* START RECORD SET *

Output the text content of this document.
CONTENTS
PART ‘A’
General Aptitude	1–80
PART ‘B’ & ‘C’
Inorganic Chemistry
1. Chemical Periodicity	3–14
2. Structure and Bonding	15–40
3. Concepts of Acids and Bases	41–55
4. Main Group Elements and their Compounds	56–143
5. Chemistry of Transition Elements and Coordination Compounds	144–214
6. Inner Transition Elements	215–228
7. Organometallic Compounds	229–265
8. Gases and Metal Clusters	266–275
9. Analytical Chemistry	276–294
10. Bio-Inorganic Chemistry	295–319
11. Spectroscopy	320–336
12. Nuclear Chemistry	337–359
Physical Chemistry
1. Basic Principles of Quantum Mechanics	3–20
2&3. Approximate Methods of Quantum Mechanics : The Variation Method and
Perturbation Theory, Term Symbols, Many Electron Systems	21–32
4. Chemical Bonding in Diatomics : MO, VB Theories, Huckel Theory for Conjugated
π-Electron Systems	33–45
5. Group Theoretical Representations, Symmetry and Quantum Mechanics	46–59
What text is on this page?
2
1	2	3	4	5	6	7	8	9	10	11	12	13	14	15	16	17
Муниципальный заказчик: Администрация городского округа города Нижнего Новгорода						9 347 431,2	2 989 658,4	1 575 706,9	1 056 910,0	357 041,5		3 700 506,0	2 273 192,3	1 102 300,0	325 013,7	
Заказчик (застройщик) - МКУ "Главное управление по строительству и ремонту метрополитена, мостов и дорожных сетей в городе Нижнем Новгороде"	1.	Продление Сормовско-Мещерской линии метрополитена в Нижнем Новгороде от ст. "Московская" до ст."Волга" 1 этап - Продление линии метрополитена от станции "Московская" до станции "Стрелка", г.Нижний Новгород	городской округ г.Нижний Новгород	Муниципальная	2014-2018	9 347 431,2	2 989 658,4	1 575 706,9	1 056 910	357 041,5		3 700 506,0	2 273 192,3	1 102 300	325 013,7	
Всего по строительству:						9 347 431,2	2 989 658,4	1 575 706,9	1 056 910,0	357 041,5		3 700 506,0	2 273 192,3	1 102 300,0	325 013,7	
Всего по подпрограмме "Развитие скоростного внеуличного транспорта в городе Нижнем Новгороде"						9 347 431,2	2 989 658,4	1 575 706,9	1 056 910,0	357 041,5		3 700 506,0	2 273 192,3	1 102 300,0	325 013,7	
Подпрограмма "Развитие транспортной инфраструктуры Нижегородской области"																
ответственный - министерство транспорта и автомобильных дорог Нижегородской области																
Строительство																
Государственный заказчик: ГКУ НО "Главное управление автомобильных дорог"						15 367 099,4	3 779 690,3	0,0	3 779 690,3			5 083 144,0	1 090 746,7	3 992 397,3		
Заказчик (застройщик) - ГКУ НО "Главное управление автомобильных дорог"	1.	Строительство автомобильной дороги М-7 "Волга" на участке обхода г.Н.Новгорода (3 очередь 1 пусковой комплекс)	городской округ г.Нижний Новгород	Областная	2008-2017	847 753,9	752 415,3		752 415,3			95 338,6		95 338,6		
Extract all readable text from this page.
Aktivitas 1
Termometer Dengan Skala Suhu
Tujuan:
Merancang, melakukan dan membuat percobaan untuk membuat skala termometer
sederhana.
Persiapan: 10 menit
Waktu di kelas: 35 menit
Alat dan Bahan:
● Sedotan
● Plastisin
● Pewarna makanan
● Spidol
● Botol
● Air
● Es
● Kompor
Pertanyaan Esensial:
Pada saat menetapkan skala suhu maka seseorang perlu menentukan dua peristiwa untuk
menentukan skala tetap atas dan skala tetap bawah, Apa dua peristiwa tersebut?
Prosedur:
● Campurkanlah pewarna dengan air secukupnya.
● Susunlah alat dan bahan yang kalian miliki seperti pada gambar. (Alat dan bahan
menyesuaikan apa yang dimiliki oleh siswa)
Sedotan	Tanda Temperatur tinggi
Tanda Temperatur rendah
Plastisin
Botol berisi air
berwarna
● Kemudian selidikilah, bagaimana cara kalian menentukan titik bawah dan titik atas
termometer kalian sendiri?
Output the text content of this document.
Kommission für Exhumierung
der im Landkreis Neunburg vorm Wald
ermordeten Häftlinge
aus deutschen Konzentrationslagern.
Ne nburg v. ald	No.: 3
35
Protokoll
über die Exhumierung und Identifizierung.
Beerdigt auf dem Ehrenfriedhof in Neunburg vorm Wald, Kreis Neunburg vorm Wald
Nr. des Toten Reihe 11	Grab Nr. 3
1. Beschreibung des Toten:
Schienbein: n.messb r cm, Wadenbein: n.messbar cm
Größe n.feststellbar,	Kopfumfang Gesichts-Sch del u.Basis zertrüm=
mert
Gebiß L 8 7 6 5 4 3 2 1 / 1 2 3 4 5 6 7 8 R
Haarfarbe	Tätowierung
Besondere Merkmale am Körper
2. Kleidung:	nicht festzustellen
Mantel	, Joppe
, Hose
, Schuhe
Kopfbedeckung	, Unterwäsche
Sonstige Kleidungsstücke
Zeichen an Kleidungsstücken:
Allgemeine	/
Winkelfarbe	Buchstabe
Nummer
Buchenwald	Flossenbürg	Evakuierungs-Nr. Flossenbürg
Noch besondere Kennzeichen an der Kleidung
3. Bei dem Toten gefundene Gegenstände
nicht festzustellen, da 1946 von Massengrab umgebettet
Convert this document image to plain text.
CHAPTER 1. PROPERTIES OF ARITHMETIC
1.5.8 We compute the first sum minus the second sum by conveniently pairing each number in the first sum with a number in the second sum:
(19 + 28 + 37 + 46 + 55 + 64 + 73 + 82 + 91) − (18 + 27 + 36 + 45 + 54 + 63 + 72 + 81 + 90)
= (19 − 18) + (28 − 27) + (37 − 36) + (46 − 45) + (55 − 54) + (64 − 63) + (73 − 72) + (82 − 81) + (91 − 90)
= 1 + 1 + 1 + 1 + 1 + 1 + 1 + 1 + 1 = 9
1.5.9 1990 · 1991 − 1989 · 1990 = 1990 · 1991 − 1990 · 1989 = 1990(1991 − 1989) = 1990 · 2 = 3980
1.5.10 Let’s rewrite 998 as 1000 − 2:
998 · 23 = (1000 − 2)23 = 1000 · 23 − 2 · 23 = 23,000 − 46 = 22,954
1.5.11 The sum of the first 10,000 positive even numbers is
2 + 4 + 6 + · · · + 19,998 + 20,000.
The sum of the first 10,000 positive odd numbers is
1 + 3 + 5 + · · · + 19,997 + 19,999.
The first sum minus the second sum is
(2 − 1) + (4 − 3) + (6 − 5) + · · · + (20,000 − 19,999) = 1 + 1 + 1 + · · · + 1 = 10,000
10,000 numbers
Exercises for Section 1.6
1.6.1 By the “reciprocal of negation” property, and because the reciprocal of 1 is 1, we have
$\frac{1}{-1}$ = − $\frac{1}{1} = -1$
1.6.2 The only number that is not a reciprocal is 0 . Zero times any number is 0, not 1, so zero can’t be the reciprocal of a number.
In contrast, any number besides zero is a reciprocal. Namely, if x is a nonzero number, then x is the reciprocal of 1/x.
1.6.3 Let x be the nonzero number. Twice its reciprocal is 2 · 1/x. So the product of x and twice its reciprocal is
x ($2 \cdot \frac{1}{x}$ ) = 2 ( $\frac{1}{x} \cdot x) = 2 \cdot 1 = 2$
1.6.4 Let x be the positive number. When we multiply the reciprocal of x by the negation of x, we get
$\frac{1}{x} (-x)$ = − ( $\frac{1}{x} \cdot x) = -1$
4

* END RECORD SET *

**GOAL OF THE EXERCISE:** Show the lines of the data that hold the word "Electron".

**THE RESULT:**
Perturbation Theory, Term Symbols, Many Electron Systems	21–32
π-Electron Systems	33–45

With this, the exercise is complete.